PROBLEM STATEMENT: Look below for the line containing "What text is on this page?", then write out that line and every line after it to the end, exactly, minus the pictures.

++++ PROVIDED INFORMATION ++++

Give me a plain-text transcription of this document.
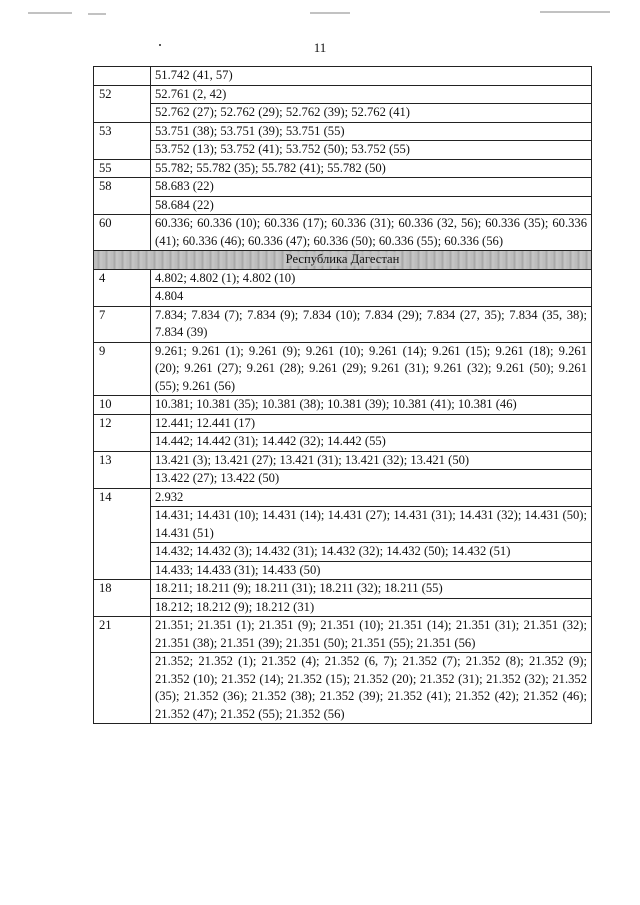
11
	51.742 (41, 57)
52	52.761 (2, 42)
	52.762 (27); 52.762 (29); 52.762 (39); 52.762 (41)
53	53.751 (38); 53.751 (39); 53.751 (55)
	53.752 (13); 53.752 (41); 53.752 (50); 53.752 (55)
55	55.782; 55.782 (35); 55.782 (41); 55.782 (50)
58	58.683 (22)
	58.684 (22)
60	60.336; 60.336 (10); 60.336 (17); 60.336 (31); 60.336 (32, 56); 60.336 (35); 60.336 (41); 60.336 (46); 60.336 (47); 60.336 (50); 60.336 (55); 60.336 (56)
Республика Дагестан	
4	4.802; 4.802 (1); 4.802 (10)
	4.804
7	7.834; 7.834 (7); 7.834 (9); 7.834 (10); 7.834 (29); 7.834 (27, 35); 7.834 (35, 38); 7.834 (39)
9	9.261; 9.261 (1); 9.261 (9); 9.261 (10); 9.261 (14); 9.261 (15); 9.261 (18); 9.261 (20); 9.261 (27); 9.261 (28); 9.261 (29); 9.261 (31); 9.261 (32); 9.261 (50); 9.261 (55); 9.261 (56)
10	10.381; 10.381 (35); 10.381 (38); 10.381 (39); 10.381 (41); 10.381 (46)
12	12.441; 12.441 (17)
	14.442; 14.442 (31); 14.442 (32); 14.442 (55)
13	13.421 (3); 13.421 (27); 13.421 (31); 13.421 (32); 13.421 (50)
	13.422 (27); 13.422 (50)
14	2.932
	14.431; 14.431 (10); 14.431 (14); 14.431 (27); 14.431 (31); 14.431 (32); 14.431 (50); 14.431 (51)
	14.432; 14.432 (3); 14.432 (31); 14.432 (32); 14.432 (50); 14.432 (51)
	14.433; 14.433 (31); 14.433 (50)
18	18.211; 18.211 (9); 18.211 (31); 18.211 (32); 18.211 (55)
	18.212; 18.212 (9); 18.212 (31)
21	21.351; 21.351 (1); 21.351 (9); 21.351 (10); 21.351 (14); 21.351 (31); 21.351 (32); 21.351 (38); 21.351 (39); 21.351 (50); 21.351 (55); 21.351 (56)
	21.352; 21.352 (1); 21.352 (4); 21.352 (6, 7); 21.352 (7); 21.352 (8); 21.352 (9); 21.352 (10); 21.352 (14); 21.352 (15); 21.352 (20); 21.352 (31); 21.352 (32); 21.352 (35); 21.352 (36); 21.352 (38); 21.352 (39); 21.352 (41); 21.352 (42); 21.352 (46); 21.352 (47); 21.352 (55); 21.352 (56)
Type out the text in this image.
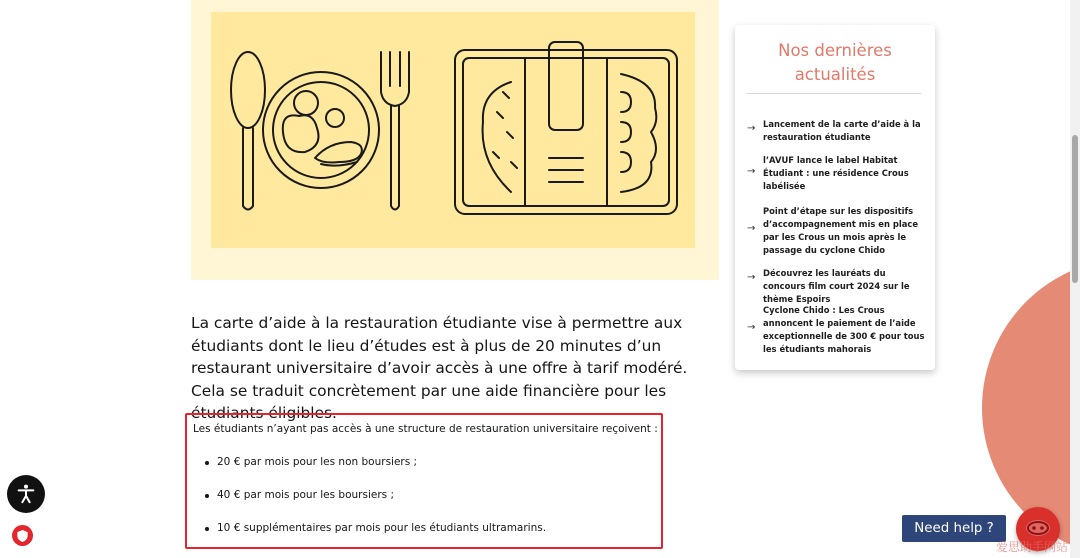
La carte d’aide à la restauration étudiante vise à permettre aux étudiants dont le lieu d’études est à plus de 20 minutes d’un restaurant universitaire d’avoir accès à une offre à tarif modéré. Cela se traduit concrètement par une aide financière pour les étudiants éligibles.

Les étudiants n’ayant pas accès à une structure de restauration universitaire reçoivent :
20 € par mois pour les non boursiers ;
40 € par mois pour les boursiers ;
10 € supplémentaires par mois pour les étudiants ultramarins.
Nos dernières
actualités
→ Lancement de la carte d’aide à la restauration étudiante
→
l’AVUF lance le label Habitat Étudiant : une résidence Crous labélisée
→
Point d’étape sur les dispositifs d’accompagnement mis en place par les Crous un mois après le passage du cyclone Chido
→ Découvrez les lauréats du concours film court 2024 sur le thème Espoirs
→
Cyclone Chido : Les Crous annoncent le paiement de l’aide exceptionnelle de 300 € pour tous les étudiants mahorais
Need help ?
爱思助手网站
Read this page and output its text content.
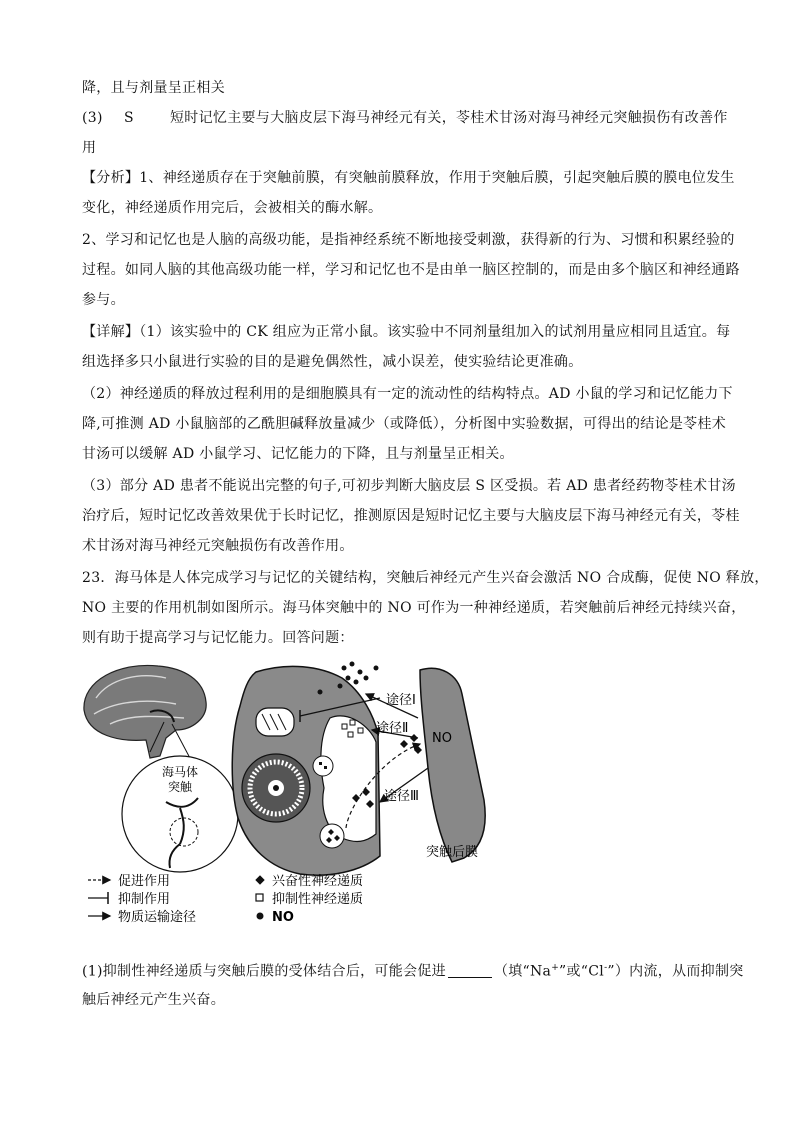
降，且与剂量呈正相关
(3) S	短时记忆主要与大脑皮层下海马神经元有关，苓桂术甘汤对海马神经元突触损伤有改善作
用
【分析】1、神经递质存在于突触前膜，有突触前膜释放，作用于突触后膜，引起突触后膜的膜电位发生
变化，神经递质作用完后，会被相关的酶水解。
2、学习和记忆也是人脑的高级功能，是指神经系统不断地接受刺激，获得新的行为、习惯和积累经验的
过程。如同人脑的其他高级功能一样，学习和记忆也不是由单一脑区控制的，而是由多个脑区和神经通路
参与。
【详解】（1）该实验中的 CK 组应为正常小鼠。该实验中不同剂量组加入的试剂用量应相同且适宜。每
组选择多只小鼠进行实验的目的是避免偶然性，减小误差，使实验结论更准确。
（2）神经递质的释放过程利用的是细胞膜具有一定的流动性的结构特点。AD 小鼠的学习和记忆能力下
降,可推测 AD 小鼠脑部的乙酰胆碱释放量减少（或降低），分析图中实验数据，可得出的结论是苓桂术
甘汤可以缓解 AD 小鼠学习、记忆能力的下降，且与剂量呈正相关。
（3）部分 AD 患者不能说出完整的句子,可初步判断大脑皮层 S 区受损。若 AD 患者经药物苓桂术甘汤
治疗后，短时记忆改善效果优于长时记忆，推测原因是短时记忆主要与大脑皮层下海马神经元有关，苓桂
术甘汤对海马神经元突触损伤有改善作用。
23．海马体是人体完成学习与记忆的关键结构，突触后神经元产生兴奋会激活 NO 合成酶，促使 NO 释放，
NO 主要的作用机制如图所示。海马体突触中的 NO 可作为一种神经递质，若突触前后神经元持续兴奋，
则有助于提高学习与记忆能力。回答问题：
海马体
突触
途径Ⅰ
途径Ⅱ
NO
途径Ⅲ
突触后膜
促进作用
抑制作用
物质运输途径
兴奋性神经递质
抑制性神经递质
NO
(1)抑制性神经递质与突触后膜的受体结合后，可能会促进	（填“Na+”或“Cl-”）内流，从而抑制突
触后神经元产生兴奋。
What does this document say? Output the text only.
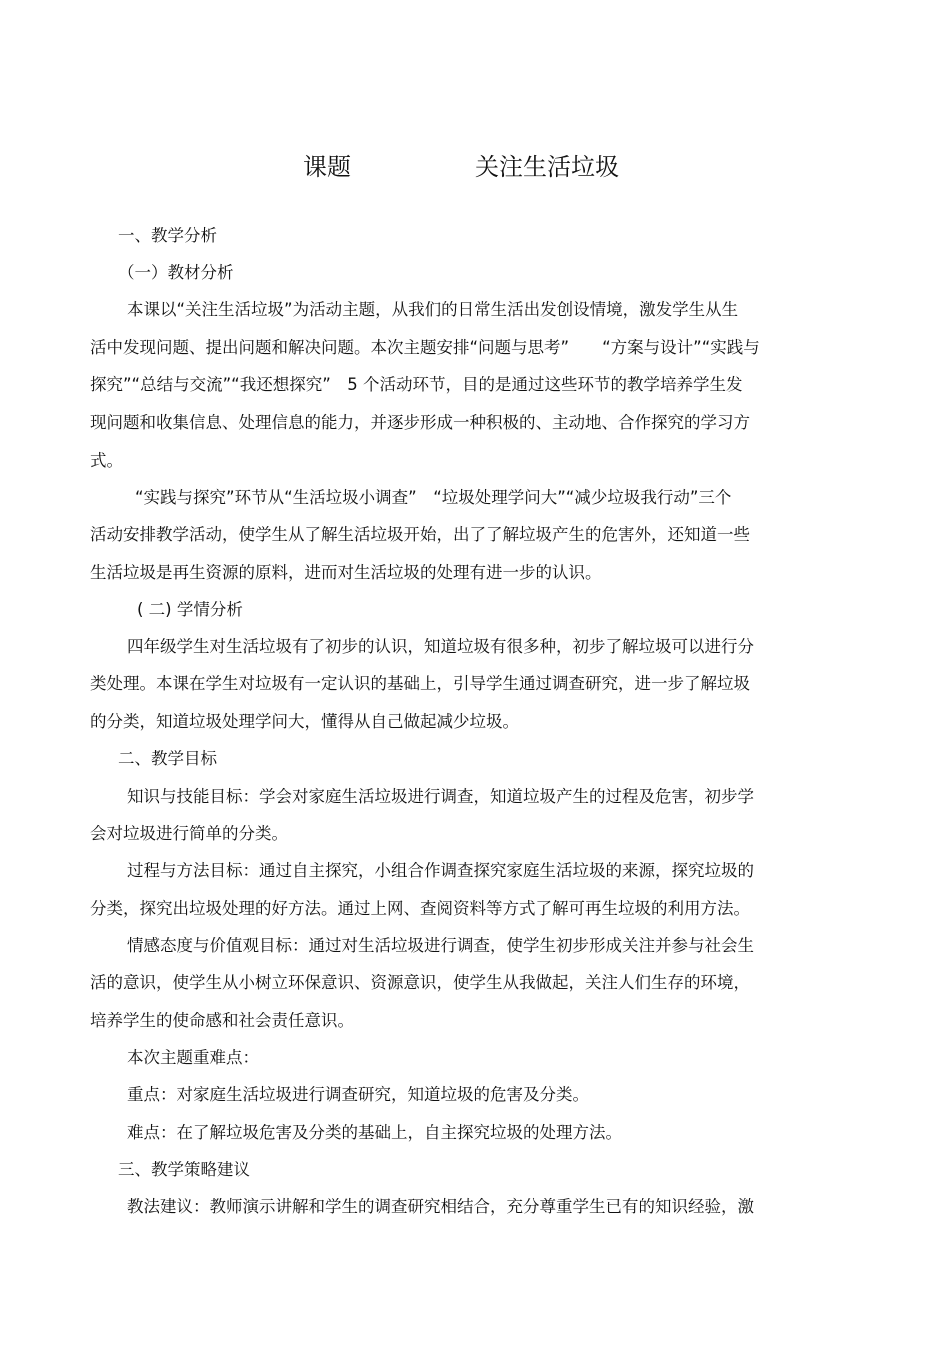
课题	关注生活垃圾
一、教学分析
（一）教材分析
本课以“关注生活垃圾”为活动主题，从我们的日常生活出发创设情境，激发学生从生
活中发现问题、提出问题和解决问题。本次主题安排“问题与思考”　　“方案与设计”“实践与
探究”“总结与交流”“我还想探究”　5 个活动环节，目的是通过这些环节的教学培养学生发
现问题和收集信息、处理信息的能力，并逐步形成一种积极的、主动地、合作探究的学习方
式。
“实践与探究”环节从“生活垃圾小调查”　“垃圾处理学问大”“减少垃圾我行动”三个
活动安排教学活动，使学生从了解生活垃圾开始，出了了解垃圾产生的危害外，还知道一些
生活垃圾是再生资源的原料，进而对生活垃圾的处理有进一步的认识。
( 二) 学情分析
四年级学生对生活垃圾有了初步的认识，知道垃圾有很多种，初步了解垃圾可以进行分
类处理。本课在学生对垃圾有一定认识的基础上，引导学生通过调查研究，进一步了解垃圾
的分类，知道垃圾处理学问大，懂得从自己做起减少垃圾。
二、教学目标
知识与技能目标：学会对家庭生活垃圾进行调查，知道垃圾产生的过程及危害，初步学
会对垃圾进行简单的分类。
过程与方法目标：通过自主探究，小组合作调查探究家庭生活垃圾的来源，探究垃圾的
分类，探究出垃圾处理的好方法。通过上网、查阅资料等方式了解可再生垃圾的利用方法。
情感态度与价值观目标：通过对生活垃圾进行调查，使学生初步形成关注并参与社会生
活的意识，使学生从小树立环保意识、资源意识，使学生从我做起，关注人们生存的环境，
培养学生的使命感和社会责任意识。
本次主题重难点：
重点：对家庭生活垃圾进行调查研究，知道垃圾的危害及分类。
难点：在了解垃圾危害及分类的基础上，自主探究垃圾的处理方法。
三、教学策略建议
教法建议：教师演示讲解和学生的调查研究相结合，充分尊重学生已有的知识经验，激
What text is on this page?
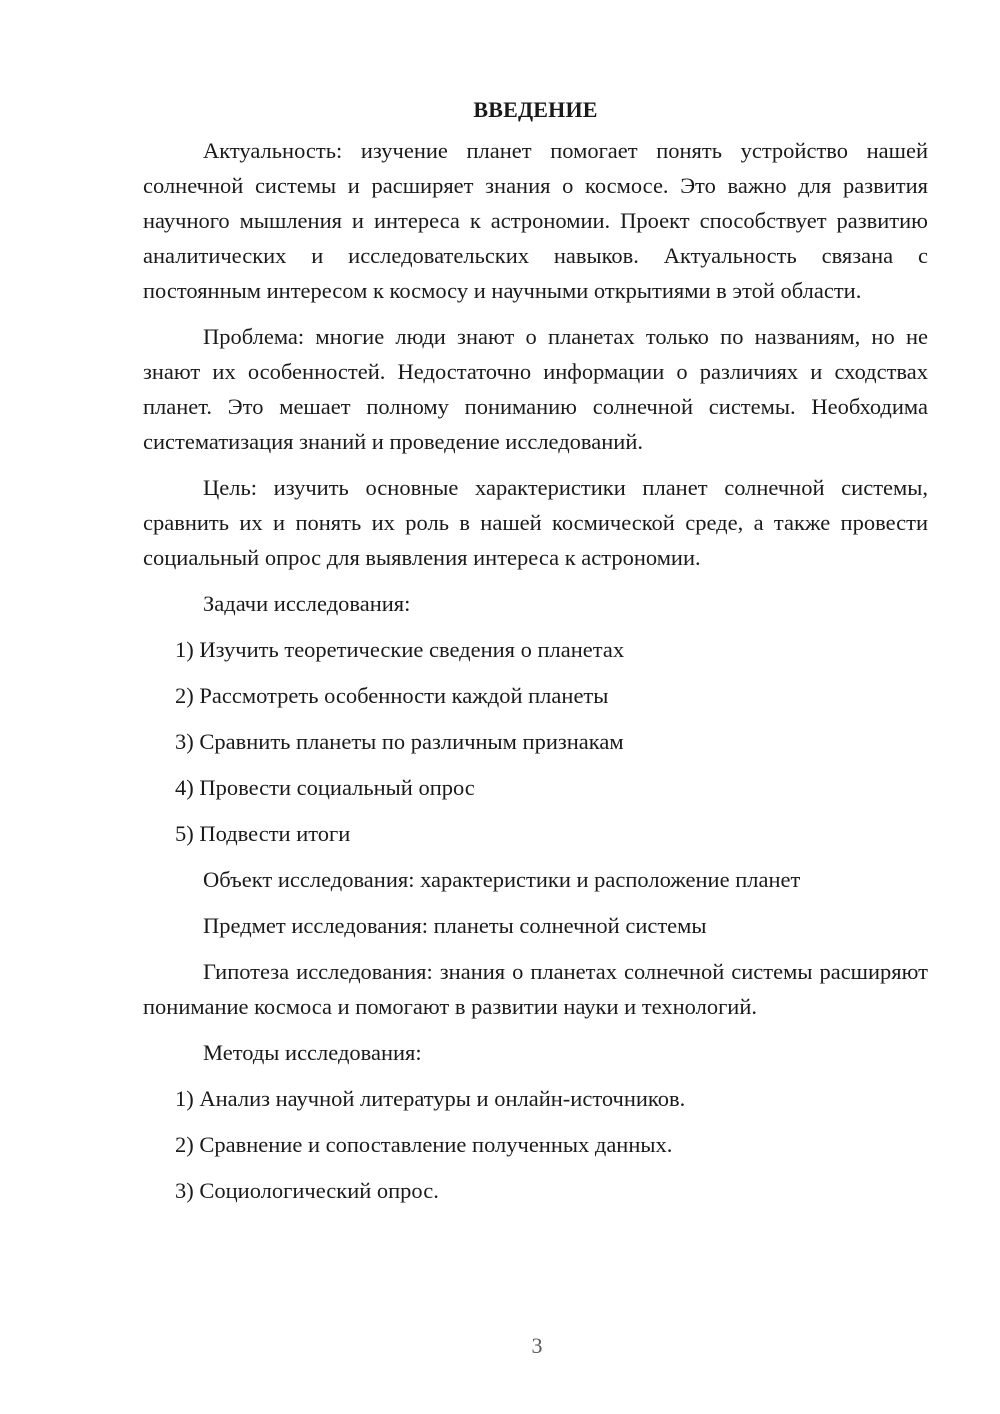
ВВЕДЕНИЕ

Актуальность: изучение планет помогает понять устройство нашей солнечной системы и расширяет знания о космосе. Это важно для развития научного мышления и интереса к астрономии. Проект способствует развитию аналитических и исследовательских навыков. Актуальность связана с постоянным интересом к космосу и научными открытиями в этой области.

Проблема: многие люди знают о планетах только по названиям, но не знают их особенностей. Недостаточно информации о различиях и сходствах планет. Это мешает полному пониманию солнечной системы. Необходима систематизация знаний и проведение исследований.

Цель: изучить основные характеристики планет солнечной системы, сравнить их и понять их роль в нашей космической среде, а также провести социальный опрос для выявления интереса к астрономии.

Задачи исследования:

1) Изучить теоретические сведения о планетах
2) Рассмотреть особенности каждой планеты
3) Сравнить планеты по различным признакам
4) Провести социальный опрос
5) Подвести итоги

Объект исследования: характеристики и расположение планет

Предмет исследования: планеты солнечной системы

Гипотеза исследования: знания о планетах солнечной системы расширяют понимание космоса и помогают в развитии науки и технологий.

Методы исследования:

1) Анализ научной литературы и онлайн-источников.
2) Сравнение и сопоставление полученных данных.
3) Социологический опрос.
3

++++

EXERCISE SOLUTION:
What text is on this page?
ВВЕДЕНИЕ

Актуальность: изучение планет помогает понять устройство нашей солнечной системы и расширяет знания о космосе. Это важно для развития научного мышления и интереса к астрономии. Проект способствует развитию аналитических и исследовательских навыков. Актуальность связана с постоянным интересом к космосу и научными открытиями в этой области.

Проблема: многие люди знают о планетах только по названиям, но не знают их особенностей. Недостаточно информации о различиях и сходствах планет. Это мешает полному пониманию солнечной системы. Необходима систематизация знаний и проведение исследований.

Цель: изучить основные характеристики планет солнечной системы, сравнить их и понять их роль в нашей космической среде, а также провести социальный опрос для выявления интереса к астрономии.

Задачи исследования:

1) Изучить теоретические сведения о планетах
2) Рассмотреть особенности каждой планеты
3) Сравнить планеты по различным признакам
4) Провести социальный опрос
5) Подвести итоги

Объект исследования: характеристики и расположение планет

Предмет исследования: планеты солнечной системы

Гипотеза исследования: знания о планетах солнечной системы расширяют понимание космоса и помогают в развитии науки и технологий.

Методы исследования:

1) Анализ научной литературы и онлайн-источников.
2) Сравнение и сопоставление полученных данных.
3) Социологический опрос.
3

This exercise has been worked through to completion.